Write out all of the entries that follow, word for word, but skip the pictures.

* * * * *

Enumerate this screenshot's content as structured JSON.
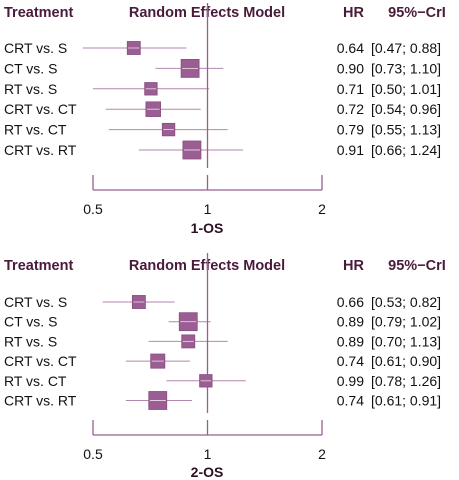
{
  "chart_data": [
    {
      "type": "forest",
      "header": {
        "treatment": "Treatment",
        "model": "Random Effects Model",
        "hr": "HR",
        "ci": "95%−CrI"
      },
      "caption": "1-OS",
      "scale": "log",
      "xlim": [
        0.5,
        2
      ],
      "ticks": [
        0.5,
        1,
        2
      ],
      "tick_labels": [
        "0.5",
        "1",
        "2"
      ],
      "reference_line": 1,
      "color": "#9b5e92",
      "rows": [
        {
          "label": "CRT vs. S",
          "hr": 0.64,
          "lo": 0.47,
          "hi": 0.88,
          "weight": 0.55,
          "hr_text": "0.64",
          "ci_text": "[0.47; 0.88]"
        },
        {
          "label": "CT vs. S",
          "hr": 0.9,
          "lo": 0.73,
          "hi": 1.1,
          "weight": 1.0,
          "hr_text": "0.90",
          "ci_text": "[0.73; 1.10]"
        },
        {
          "label": "RT vs. S",
          "hr": 0.71,
          "lo": 0.5,
          "hi": 1.01,
          "weight": 0.5,
          "hr_text": "0.71",
          "ci_text": "[0.50; 1.01]"
        },
        {
          "label": "CRT vs. CT",
          "hr": 0.72,
          "lo": 0.54,
          "hi": 0.96,
          "weight": 0.7,
          "hr_text": "0.72",
          "ci_text": "[0.54; 0.96]"
        },
        {
          "label": "RT vs. CT",
          "hr": 0.79,
          "lo": 0.55,
          "hi": 1.13,
          "weight": 0.5,
          "hr_text": "0.79",
          "ci_text": "[0.55; 1.13]"
        },
        {
          "label": "CRT vs. RT",
          "hr": 0.91,
          "lo": 0.66,
          "hi": 1.24,
          "weight": 1.0,
          "hr_text": "0.91",
          "ci_text": "[0.66; 1.24]"
        }
      ]
    },
    {
      "type": "forest",
      "header": {
        "treatment": "Treatment",
        "model": "Random Effects Model",
        "hr": "HR",
        "ci": "95%−CrI"
      },
      "caption": "2-OS",
      "scale": "log",
      "xlim": [
        0.5,
        2
      ],
      "ticks": [
        0.5,
        1,
        2
      ],
      "tick_labels": [
        "0.5",
        "1",
        "2"
      ],
      "reference_line": 1,
      "color": "#9b5e92",
      "rows": [
        {
          "label": "CRT vs. S",
          "hr": 0.66,
          "lo": 0.53,
          "hi": 0.82,
          "weight": 0.55,
          "hr_text": "0.66",
          "ci_text": "[0.53; 0.82]"
        },
        {
          "label": "CT vs. S",
          "hr": 0.89,
          "lo": 0.79,
          "hi": 1.02,
          "weight": 1.0,
          "hr_text": "0.89",
          "ci_text": "[0.79; 1.02]"
        },
        {
          "label": "RT vs. S",
          "hr": 0.89,
          "lo": 0.7,
          "hi": 1.13,
          "weight": 0.55,
          "hr_text": "0.89",
          "ci_text": "[0.70; 1.13]"
        },
        {
          "label": "CRT vs. CT",
          "hr": 0.74,
          "lo": 0.61,
          "hi": 0.9,
          "weight": 0.65,
          "hr_text": "0.74",
          "ci_text": "[0.61; 0.90]"
        },
        {
          "label": "RT vs. CT",
          "hr": 0.99,
          "lo": 0.78,
          "hi": 1.26,
          "weight": 0.5,
          "hr_text": "0.99",
          "ci_text": "[0.78; 1.26]"
        },
        {
          "label": "CRT vs. RT",
          "hr": 0.74,
          "lo": 0.61,
          "hi": 0.91,
          "weight": 1.0,
          "hr_text": "0.74",
          "ci_text": "[0.61; 0.91]"
        }
      ]
    }
  ]
}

* * * * *

RESULT OF THE EXERCISE:
Enumerate this screenshot's content as structured JSON.
{
  "chart_data": [
    {
      "type": "forest",
      "header": {
        "treatment": "Treatment",
        "model": "Random Effects Model",
        "hr": "HR",
        "ci": "95%−CrI"
      },
      "caption": "1-OS",
      "scale": "log",
      "xlim": [
        0.5,
        2
      ],
      "ticks": [
        0.5,
        1,
        2
      ],
      "tick_labels": [
        "0.5",
        "1",
        "2"
      ],
      "reference_line": 1,
      "color": "#9b5e92",
      "rows": [
        {
          "label": "CRT vs. S",
          "hr": 0.64,
          "lo": 0.47,
          "hi": 0.88,
          "weight": 0.55,
          "hr_text": "0.64",
          "ci_text": "[0.47; 0.88]"
        },
        {
          "label": "CT vs. S",
          "hr": 0.9,
          "lo": 0.73,
          "hi": 1.1,
          "weight": 1.0,
          "hr_text": "0.90",
          "ci_text": "[0.73; 1.10]"
        },
        {
          "label": "RT vs. S",
          "hr": 0.71,
          "lo": 0.5,
          "hi": 1.01,
          "weight": 0.5,
          "hr_text": "0.71",
          "ci_text": "[0.50; 1.01]"
        },
        {
          "label": "CRT vs. CT",
          "hr": 0.72,
          "lo": 0.54,
          "hi": 0.96,
          "weight": 0.7,
          "hr_text": "0.72",
          "ci_text": "[0.54; 0.96]"
        },
        {
          "label": "RT vs. CT",
          "hr": 0.79,
          "lo": 0.55,
          "hi": 1.13,
          "weight": 0.5,
          "hr_text": "0.79",
          "ci_text": "[0.55; 1.13]"
        },
        {
          "label": "CRT vs. RT",
          "hr": 0.91,
          "lo": 0.66,
          "hi": 1.24,
          "weight": 1.0,
          "hr_text": "0.91",
          "ci_text": "[0.66; 1.24]"
        }
      ]
    },
    {
      "type": "forest",
      "header": {
        "treatment": "Treatment",
        "model": "Random Effects Model",
        "hr": "HR",
        "ci": "95%−CrI"
      },
      "caption": "2-OS",
      "scale": "log",
      "xlim": [
        0.5,
        2
      ],
      "ticks": [
        0.5,
        1,
        2
      ],
      "tick_labels": [
        "0.5",
        "1",
        "2"
      ],
      "reference_line": 1,
      "color": "#9b5e92",
      "rows": [
        {
          "label": "CRT vs. S",
          "hr": 0.66,
          "lo": 0.53,
          "hi": 0.82,
          "weight": 0.55,
          "hr_text": "0.66",
          "ci_text": "[0.53; 0.82]"
        },
        {
          "label": "CT vs. S",
          "hr": 0.89,
          "lo": 0.79,
          "hi": 1.02,
          "weight": 1.0,
          "hr_text": "0.89",
          "ci_text": "[0.79; 1.02]"
        },
        {
          "label": "RT vs. S",
          "hr": 0.89,
          "lo": 0.7,
          "hi": 1.13,
          "weight": 0.55,
          "hr_text": "0.89",
          "ci_text": "[0.70; 1.13]"
        },
        {
          "label": "CRT vs. CT",
          "hr": 0.74,
          "lo": 0.61,
          "hi": 0.9,
          "weight": 0.65,
          "hr_text": "0.74",
          "ci_text": "[0.61; 0.90]"
        },
        {
          "label": "RT vs. CT",
          "hr": 0.99,
          "lo": 0.78,
          "hi": 1.26,
          "weight": 0.5,
          "hr_text": "0.99",
          "ci_text": "[0.78; 1.26]"
        },
        {
          "label": "CRT vs. RT",
          "hr": 0.74,
          "lo": 0.61,
          "hi": 0.91,
          "weight": 1.0,
          "hr_text": "0.74",
          "ci_text": "[0.61; 0.91]"
        }
      ]
    }
  ]
}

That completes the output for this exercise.